#### [SHORT PROBLEM]
Copy the material below from its first line through the line containing "row-sno: 13 [10, 260, 20, 271]", including both of those lines, and keep every character unchanged.

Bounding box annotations
------------------------------------------------------------

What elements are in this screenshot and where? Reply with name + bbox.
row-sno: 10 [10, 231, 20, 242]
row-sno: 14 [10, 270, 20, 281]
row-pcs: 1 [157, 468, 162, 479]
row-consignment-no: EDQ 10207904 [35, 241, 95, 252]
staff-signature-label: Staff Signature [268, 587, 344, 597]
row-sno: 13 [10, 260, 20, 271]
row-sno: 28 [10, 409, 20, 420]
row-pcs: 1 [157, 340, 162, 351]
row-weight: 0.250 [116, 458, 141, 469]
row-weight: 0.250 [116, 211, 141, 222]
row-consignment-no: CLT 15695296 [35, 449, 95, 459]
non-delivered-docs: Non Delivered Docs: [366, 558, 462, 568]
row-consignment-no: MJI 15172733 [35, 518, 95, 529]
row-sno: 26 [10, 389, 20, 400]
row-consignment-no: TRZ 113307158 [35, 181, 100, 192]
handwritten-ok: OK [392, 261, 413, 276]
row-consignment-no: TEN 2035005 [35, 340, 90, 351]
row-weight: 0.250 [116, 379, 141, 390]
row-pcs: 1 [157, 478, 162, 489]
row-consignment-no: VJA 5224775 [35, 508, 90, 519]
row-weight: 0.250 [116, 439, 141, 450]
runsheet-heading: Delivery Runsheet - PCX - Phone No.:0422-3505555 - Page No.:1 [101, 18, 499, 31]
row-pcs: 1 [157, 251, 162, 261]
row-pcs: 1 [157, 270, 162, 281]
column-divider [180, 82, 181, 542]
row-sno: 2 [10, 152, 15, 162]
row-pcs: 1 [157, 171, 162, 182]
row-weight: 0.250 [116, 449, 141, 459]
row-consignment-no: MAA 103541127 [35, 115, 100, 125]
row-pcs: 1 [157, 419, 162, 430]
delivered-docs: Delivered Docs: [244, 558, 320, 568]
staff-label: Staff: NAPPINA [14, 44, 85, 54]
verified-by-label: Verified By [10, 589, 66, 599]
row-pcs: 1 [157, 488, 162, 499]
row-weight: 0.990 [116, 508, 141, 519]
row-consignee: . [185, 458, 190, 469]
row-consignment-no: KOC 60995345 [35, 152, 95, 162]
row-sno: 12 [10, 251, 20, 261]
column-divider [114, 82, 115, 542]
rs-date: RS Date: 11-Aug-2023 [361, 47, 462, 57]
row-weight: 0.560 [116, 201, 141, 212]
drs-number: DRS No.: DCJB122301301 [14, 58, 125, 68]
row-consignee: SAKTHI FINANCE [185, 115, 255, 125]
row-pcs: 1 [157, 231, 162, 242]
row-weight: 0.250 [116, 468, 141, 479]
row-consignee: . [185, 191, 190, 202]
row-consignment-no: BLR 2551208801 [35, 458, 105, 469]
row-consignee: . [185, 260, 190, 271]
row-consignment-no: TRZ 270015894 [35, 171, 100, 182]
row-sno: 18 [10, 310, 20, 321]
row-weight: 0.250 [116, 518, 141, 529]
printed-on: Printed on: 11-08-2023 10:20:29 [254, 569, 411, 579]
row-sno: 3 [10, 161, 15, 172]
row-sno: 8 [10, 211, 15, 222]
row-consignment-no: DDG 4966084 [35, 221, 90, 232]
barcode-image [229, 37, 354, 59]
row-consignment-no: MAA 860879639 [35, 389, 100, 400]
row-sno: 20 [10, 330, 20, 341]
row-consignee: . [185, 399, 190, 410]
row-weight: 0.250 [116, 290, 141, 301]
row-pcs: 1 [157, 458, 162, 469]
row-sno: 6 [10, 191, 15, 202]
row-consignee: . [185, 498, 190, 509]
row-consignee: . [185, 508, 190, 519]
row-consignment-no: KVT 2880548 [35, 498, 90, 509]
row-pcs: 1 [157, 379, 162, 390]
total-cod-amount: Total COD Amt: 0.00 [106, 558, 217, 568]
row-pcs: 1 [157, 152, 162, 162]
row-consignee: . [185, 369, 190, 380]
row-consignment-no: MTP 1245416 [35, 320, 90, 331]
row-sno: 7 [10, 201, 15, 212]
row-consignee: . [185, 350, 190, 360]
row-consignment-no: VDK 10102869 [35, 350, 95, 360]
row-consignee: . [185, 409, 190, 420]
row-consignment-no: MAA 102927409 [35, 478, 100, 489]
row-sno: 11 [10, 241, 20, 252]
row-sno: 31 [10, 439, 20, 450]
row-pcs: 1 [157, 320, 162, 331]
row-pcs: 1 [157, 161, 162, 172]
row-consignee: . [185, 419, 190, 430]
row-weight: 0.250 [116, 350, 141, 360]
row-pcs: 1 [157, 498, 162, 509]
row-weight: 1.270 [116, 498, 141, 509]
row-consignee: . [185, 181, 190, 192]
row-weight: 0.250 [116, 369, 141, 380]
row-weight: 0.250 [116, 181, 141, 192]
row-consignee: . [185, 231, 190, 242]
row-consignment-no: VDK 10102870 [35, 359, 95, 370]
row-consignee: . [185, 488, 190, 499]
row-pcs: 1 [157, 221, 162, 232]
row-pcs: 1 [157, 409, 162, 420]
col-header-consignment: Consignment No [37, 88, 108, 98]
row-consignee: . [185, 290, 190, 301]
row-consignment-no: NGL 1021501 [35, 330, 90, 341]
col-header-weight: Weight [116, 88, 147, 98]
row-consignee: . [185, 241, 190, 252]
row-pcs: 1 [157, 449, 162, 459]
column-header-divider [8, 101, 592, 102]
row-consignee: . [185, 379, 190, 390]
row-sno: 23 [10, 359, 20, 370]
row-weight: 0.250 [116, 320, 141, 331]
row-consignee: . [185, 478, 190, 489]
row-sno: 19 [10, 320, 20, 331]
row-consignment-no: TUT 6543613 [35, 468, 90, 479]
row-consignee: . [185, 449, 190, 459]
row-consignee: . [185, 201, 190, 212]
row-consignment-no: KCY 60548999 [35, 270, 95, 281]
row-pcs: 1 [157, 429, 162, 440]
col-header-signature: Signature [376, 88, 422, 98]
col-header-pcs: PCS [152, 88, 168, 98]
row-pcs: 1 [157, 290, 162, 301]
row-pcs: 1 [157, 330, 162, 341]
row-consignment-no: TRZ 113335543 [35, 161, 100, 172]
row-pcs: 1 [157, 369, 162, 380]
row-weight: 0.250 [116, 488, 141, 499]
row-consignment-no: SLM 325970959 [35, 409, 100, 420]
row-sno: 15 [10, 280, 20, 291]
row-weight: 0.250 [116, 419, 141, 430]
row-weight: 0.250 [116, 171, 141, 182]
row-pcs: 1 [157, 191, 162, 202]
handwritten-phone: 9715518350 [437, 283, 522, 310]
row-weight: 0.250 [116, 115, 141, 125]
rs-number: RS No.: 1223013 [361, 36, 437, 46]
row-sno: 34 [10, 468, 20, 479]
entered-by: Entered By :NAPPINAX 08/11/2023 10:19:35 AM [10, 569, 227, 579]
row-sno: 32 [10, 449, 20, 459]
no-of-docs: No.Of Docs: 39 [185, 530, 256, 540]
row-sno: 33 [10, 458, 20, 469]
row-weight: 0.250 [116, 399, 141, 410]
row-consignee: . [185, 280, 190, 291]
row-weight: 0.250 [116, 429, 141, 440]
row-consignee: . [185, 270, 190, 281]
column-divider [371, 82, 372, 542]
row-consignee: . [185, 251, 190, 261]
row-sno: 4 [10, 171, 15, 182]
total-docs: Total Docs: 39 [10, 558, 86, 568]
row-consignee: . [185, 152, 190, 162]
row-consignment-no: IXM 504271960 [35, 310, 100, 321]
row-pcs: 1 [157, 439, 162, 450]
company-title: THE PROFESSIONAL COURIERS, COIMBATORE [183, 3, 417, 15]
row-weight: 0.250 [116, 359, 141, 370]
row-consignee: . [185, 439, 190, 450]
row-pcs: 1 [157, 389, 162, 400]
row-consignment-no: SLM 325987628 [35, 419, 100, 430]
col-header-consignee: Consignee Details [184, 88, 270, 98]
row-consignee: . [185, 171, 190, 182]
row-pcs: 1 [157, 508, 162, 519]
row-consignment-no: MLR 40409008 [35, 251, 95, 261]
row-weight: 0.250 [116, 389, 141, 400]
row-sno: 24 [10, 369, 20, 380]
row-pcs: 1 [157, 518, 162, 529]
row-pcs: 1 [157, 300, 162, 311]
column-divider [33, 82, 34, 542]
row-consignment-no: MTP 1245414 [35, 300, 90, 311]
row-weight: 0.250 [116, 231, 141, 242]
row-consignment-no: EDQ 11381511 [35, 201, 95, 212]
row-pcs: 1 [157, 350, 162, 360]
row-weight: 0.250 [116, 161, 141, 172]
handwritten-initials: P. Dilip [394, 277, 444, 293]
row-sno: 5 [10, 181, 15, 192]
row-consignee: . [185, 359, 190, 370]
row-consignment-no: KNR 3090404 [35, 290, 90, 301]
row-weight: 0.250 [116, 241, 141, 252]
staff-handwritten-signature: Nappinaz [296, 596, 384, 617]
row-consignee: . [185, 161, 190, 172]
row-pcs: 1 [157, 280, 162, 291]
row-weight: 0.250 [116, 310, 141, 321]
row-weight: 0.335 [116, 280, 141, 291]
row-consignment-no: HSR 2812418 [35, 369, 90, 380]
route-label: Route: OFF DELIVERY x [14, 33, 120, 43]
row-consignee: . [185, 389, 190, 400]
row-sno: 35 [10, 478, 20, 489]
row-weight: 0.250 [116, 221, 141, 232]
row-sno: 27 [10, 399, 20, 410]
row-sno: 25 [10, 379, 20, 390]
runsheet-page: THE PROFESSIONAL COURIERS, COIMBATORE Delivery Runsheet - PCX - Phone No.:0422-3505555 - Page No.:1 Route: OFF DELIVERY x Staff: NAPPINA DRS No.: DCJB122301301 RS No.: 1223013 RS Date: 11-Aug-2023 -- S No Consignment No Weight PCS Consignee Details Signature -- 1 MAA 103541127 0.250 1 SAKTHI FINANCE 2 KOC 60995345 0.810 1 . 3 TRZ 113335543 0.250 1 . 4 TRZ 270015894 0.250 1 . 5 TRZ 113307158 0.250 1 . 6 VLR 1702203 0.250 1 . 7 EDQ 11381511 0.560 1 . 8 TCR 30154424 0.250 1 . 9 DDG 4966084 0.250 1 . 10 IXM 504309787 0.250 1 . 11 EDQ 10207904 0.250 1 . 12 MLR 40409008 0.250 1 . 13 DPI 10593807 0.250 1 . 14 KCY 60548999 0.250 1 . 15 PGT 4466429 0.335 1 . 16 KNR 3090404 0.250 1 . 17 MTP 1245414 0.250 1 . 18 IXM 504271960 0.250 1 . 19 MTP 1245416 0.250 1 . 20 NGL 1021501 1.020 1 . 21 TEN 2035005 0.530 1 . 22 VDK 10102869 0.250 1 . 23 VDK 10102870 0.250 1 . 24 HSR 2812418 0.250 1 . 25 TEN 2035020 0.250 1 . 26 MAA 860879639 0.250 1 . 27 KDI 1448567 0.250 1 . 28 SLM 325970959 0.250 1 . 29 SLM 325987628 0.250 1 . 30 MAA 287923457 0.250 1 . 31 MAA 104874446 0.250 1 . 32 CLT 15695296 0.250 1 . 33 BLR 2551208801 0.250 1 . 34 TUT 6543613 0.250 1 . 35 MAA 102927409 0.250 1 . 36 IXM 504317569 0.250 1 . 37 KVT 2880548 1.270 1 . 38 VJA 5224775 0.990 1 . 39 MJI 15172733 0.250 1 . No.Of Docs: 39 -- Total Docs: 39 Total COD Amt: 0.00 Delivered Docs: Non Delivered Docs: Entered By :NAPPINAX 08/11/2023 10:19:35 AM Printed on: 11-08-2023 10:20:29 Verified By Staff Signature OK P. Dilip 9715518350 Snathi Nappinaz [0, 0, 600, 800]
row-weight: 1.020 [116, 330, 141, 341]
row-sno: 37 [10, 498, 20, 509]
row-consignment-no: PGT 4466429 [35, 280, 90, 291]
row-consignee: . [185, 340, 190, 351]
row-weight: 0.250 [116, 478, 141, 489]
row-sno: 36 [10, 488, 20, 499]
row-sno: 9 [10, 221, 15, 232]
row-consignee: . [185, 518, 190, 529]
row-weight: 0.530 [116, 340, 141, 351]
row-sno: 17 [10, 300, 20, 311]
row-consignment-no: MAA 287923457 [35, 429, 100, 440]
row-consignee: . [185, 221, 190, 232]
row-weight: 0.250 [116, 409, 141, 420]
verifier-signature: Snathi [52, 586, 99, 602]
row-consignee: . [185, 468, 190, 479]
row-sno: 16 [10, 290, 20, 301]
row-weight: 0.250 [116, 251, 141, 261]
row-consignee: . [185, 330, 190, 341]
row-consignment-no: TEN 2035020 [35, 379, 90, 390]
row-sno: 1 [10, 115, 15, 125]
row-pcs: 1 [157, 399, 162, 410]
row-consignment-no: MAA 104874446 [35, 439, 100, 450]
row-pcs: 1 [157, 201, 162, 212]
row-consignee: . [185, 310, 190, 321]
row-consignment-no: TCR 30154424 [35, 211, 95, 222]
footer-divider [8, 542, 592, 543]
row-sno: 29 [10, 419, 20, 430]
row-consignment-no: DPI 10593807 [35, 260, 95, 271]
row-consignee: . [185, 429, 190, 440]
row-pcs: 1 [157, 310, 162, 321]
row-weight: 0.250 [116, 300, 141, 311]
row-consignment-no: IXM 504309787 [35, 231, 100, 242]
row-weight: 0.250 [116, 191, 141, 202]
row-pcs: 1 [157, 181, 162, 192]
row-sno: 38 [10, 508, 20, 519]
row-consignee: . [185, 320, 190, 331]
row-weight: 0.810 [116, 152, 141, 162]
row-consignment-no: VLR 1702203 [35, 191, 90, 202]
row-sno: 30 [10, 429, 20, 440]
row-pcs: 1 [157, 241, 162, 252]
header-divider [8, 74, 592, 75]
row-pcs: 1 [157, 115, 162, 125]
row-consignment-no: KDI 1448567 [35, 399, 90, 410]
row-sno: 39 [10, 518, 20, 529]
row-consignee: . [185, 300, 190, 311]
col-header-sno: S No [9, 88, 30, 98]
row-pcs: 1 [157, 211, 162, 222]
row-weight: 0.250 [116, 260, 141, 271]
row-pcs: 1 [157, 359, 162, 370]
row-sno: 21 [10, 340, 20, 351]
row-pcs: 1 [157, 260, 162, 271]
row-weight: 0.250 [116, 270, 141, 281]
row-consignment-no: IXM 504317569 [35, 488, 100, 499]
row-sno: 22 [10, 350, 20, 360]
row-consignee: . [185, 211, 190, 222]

------------------------------------------------------------

#### [WRITTEN SOLUTION]
What elements are in this screenshot and where? Reply with name + bbox.
row-sno: 10 [10, 231, 20, 242]
row-sno: 14 [10, 270, 20, 281]
row-pcs: 1 [157, 468, 162, 479]
row-consignment-no: EDQ 10207904 [35, 241, 95, 252]
staff-signature-label: Staff Signature [268, 587, 344, 597]
row-sno: 13 [10, 260, 20, 271]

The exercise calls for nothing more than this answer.